_RECORDS PROVIDED:_
========
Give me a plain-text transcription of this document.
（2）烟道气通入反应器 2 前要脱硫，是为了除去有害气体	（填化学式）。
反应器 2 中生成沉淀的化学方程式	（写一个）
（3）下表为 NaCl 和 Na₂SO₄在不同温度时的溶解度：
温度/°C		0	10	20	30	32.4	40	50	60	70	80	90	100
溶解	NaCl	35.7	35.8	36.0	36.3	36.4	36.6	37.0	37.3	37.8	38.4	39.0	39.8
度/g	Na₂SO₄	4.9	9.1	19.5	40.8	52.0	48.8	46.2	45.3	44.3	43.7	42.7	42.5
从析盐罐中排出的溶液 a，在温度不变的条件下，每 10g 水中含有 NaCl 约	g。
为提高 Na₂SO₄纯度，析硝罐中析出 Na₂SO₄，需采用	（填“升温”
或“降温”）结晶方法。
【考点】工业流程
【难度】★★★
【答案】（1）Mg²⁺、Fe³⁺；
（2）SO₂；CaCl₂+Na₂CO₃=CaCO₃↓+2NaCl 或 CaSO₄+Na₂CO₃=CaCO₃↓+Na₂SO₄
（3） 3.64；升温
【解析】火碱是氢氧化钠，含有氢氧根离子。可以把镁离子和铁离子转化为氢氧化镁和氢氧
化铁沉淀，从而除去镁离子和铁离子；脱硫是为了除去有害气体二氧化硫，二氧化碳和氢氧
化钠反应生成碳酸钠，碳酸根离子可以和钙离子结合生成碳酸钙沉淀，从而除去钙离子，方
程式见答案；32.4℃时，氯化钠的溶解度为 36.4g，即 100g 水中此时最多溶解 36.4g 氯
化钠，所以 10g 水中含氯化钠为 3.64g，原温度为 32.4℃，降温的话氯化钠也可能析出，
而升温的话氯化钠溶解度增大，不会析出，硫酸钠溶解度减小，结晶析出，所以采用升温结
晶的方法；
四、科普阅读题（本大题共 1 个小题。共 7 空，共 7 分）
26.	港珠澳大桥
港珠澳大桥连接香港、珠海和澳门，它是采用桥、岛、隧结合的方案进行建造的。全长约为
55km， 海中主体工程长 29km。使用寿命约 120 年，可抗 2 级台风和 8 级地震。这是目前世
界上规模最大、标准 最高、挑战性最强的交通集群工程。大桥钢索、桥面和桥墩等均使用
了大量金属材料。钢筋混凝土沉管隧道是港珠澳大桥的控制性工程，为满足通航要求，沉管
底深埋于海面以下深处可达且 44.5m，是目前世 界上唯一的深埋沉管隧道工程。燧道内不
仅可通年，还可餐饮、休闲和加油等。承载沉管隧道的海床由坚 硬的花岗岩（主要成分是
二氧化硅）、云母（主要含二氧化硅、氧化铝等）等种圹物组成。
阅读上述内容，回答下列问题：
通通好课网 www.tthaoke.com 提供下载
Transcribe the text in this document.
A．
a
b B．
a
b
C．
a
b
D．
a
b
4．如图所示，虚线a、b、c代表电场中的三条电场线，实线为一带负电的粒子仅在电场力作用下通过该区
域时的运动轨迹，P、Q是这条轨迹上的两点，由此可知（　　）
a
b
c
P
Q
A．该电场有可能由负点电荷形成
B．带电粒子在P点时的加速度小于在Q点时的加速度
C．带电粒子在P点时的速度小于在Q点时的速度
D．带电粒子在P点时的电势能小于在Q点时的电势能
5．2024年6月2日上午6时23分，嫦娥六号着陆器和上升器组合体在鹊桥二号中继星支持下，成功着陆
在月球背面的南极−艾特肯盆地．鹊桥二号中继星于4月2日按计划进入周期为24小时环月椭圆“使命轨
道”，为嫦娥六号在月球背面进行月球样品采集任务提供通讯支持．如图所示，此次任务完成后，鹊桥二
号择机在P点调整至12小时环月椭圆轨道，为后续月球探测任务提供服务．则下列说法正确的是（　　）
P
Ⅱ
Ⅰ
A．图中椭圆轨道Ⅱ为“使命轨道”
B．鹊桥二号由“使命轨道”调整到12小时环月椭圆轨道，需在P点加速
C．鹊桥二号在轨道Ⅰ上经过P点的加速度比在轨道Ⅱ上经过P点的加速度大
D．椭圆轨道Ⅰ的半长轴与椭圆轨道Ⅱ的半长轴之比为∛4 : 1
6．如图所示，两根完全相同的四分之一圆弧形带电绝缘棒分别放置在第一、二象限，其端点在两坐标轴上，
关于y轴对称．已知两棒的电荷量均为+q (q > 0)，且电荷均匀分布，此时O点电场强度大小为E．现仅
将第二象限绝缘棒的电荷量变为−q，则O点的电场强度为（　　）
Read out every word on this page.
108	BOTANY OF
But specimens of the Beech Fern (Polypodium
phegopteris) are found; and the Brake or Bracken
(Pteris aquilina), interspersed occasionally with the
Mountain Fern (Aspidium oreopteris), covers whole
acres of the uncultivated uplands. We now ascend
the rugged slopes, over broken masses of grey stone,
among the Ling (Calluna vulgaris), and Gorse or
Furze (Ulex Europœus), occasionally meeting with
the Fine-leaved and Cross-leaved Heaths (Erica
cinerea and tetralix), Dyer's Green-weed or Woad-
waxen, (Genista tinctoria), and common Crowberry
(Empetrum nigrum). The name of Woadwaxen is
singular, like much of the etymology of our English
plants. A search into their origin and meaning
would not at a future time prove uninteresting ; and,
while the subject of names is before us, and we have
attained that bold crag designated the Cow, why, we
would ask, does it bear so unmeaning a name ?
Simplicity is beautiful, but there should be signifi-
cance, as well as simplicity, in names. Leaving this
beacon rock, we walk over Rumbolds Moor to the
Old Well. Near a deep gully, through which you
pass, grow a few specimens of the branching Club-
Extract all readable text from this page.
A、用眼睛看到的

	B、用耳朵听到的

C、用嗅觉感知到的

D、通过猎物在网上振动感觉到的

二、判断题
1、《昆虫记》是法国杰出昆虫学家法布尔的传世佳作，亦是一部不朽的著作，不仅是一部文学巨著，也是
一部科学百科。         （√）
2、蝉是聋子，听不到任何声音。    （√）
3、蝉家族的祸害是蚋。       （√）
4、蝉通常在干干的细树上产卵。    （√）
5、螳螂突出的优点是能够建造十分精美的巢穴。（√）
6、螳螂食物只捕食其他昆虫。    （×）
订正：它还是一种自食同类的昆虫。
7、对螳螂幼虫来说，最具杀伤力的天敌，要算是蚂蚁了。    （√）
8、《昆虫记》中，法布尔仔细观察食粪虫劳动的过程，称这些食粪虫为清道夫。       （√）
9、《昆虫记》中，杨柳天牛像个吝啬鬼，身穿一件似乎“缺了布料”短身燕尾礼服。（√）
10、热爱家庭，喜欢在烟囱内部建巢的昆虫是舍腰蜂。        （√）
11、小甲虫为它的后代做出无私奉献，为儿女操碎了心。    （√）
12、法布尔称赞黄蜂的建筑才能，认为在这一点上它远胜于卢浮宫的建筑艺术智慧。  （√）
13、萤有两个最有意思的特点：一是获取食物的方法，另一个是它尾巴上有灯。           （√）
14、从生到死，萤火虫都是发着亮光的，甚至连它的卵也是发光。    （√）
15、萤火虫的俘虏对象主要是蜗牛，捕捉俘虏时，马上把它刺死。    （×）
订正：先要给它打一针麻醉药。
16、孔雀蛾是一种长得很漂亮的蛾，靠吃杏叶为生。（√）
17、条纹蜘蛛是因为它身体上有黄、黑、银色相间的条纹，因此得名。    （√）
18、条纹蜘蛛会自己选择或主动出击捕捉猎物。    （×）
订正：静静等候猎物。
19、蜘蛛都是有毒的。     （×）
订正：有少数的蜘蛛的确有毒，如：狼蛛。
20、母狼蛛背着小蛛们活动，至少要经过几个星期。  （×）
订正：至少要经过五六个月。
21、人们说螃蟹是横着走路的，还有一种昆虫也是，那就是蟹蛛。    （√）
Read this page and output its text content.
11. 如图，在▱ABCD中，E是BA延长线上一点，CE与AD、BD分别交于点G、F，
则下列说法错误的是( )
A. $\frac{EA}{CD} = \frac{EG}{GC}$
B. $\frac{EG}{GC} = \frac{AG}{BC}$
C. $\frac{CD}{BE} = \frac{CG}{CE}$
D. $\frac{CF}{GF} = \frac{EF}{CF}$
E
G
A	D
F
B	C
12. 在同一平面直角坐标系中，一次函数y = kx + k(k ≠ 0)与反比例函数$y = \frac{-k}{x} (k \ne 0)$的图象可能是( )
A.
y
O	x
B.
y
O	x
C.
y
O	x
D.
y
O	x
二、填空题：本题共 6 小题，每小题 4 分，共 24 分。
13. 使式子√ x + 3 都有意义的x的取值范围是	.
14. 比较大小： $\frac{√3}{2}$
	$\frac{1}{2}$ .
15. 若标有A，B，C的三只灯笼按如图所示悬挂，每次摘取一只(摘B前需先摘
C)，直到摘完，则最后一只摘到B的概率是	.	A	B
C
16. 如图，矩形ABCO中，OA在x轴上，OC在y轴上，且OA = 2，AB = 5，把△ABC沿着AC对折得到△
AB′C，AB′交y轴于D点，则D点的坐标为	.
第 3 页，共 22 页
========
_BRIEF:_ Look through the entries and return every line where "page" appears.

_TASK RESPONSE:_
Read out every word on this page.
Extract all readable text from this page.
Read this page and output its text content.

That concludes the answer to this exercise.